● Task statement
All records must be quoted exactly. Omit the pictures.

____________________

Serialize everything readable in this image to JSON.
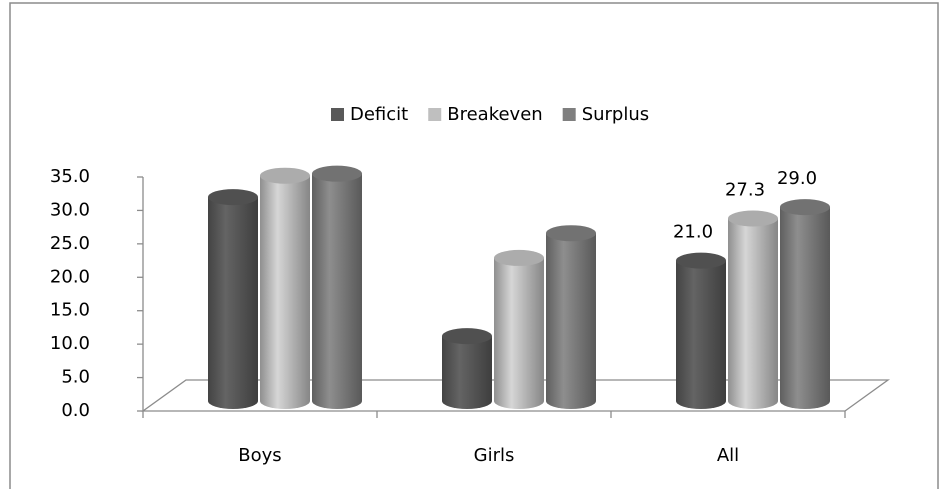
{
  "chart_data": {
    "type": "bar3d",
    "categories": [
      "Boys",
      "Girls",
      "All"
    ],
    "series": [
      {
        "name": "Deficit",
        "color": "#595959",
        "values": [
          30.5,
          9.7,
          21.0
        ],
        "value_labels": [
          null,
          null,
          "21.0"
        ]
      },
      {
        "name": "Breakeven",
        "color": "#bfbfbf",
        "values": [
          33.7,
          21.4,
          27.3
        ],
        "value_labels": [
          null,
          null,
          "27.3"
        ]
      },
      {
        "name": "Surplus",
        "color": "#7f7f7f",
        "values": [
          34.0,
          25.1,
          29.0
        ],
        "value_labels": [
          null,
          null,
          "29.0"
        ]
      }
    ],
    "ylim": [
      0,
      35
    ],
    "yticks": [
      {
        "value": 0,
        "label": "0.0"
      },
      {
        "value": 5,
        "label": "5.0"
      },
      {
        "value": 10,
        "label": "10.0"
      },
      {
        "value": 15,
        "label": "15.0"
      },
      {
        "value": 20,
        "label": "20.0"
      },
      {
        "value": 25,
        "label": "25.0"
      },
      {
        "value": 30,
        "label": "30.0"
      },
      {
        "value": 35,
        "label": "35.0"
      }
    ],
    "legend": "top",
    "grid": false
  }
}
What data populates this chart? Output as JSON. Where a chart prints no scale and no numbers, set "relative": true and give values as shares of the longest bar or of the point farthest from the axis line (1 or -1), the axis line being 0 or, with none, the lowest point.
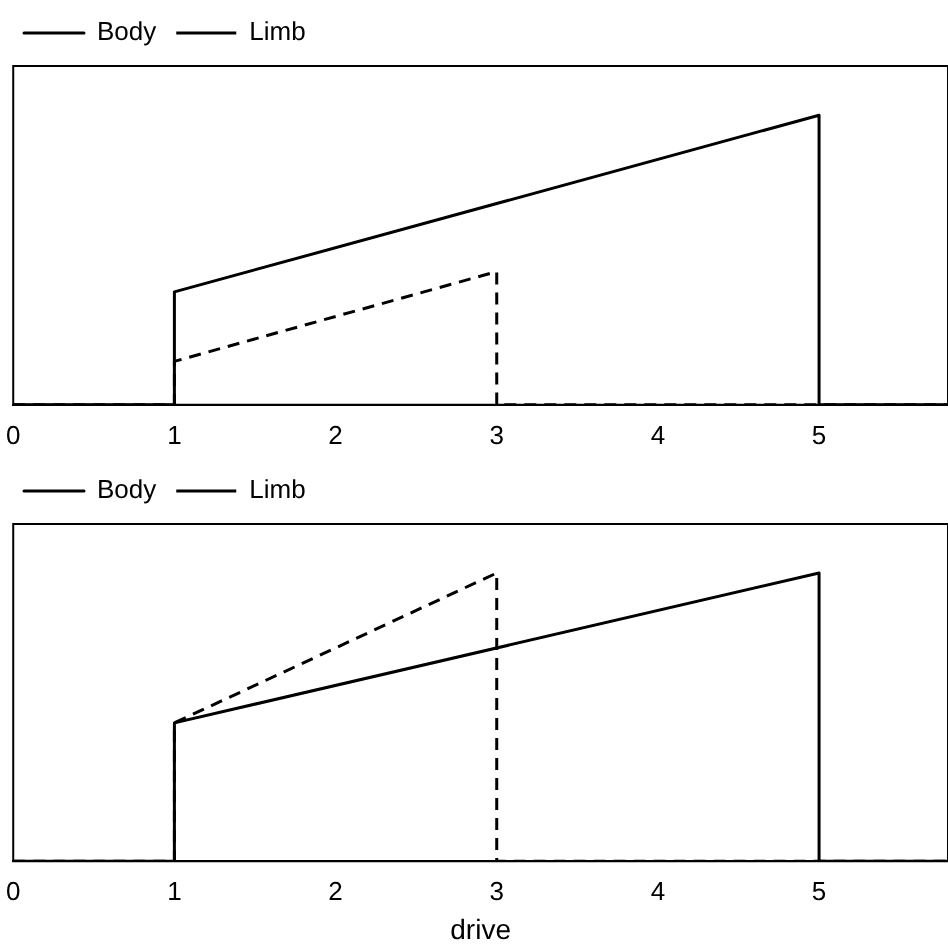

____________________

● Solution
Serialize everything readable in this image to JSON.
{
  "chart_data": {
    "type": "bar3d",
    "categories": [
      "Boys",
      "Girls",
      "All"
    ],
    "series": [
      {
        "name": "Deficit",
        "color": "#595959",
        "values": [
          30.5,
          9.7,
          21.0
        ],
        "value_labels": [
          null,
          null,
          "21.0"
        ]
      },
      {
        "name": "Breakeven",
        "color": "#bfbfbf",
        "values": [
          33.7,
          21.4,
          27.3
        ],
        "value_labels": [
          null,
          null,
          "27.3"
        ]
      },
      {
        "name": "Surplus",
        "color": "#7f7f7f",
        "values": [
          34.0,
          25.1,
          29.0
        ],
        "value_labels": [
          null,
          null,
          "29.0"
        ]
      }
    ],
    "ylim": [
      0,
      35
    ],
    "yticks": [
      {
        "value": 0,
        "label": "0.0"
      },
      {
        "value": 5,
        "label": "5.0"
      },
      {
        "value": 10,
        "label": "10.0"
      },
      {
        "value": 15,
        "label": "15.0"
      },
      {
        "value": 20,
        "label": "20.0"
      },
      {
        "value": 25,
        "label": "25.0"
      },
      {
        "value": 30,
        "label": "30.0"
      },
      {
        "value": 35,
        "label": "35.0"
      }
    ],
    "legend": "top",
    "grid": false
  }
}
What data populates this chart? Output as JSON. Where a chart prints no scale and no numbers, set "relative": true and give values as shares of the longest bar or of the point farthest from the axis line (1 or -1), the axis line being 0 or, with none, the lowest point.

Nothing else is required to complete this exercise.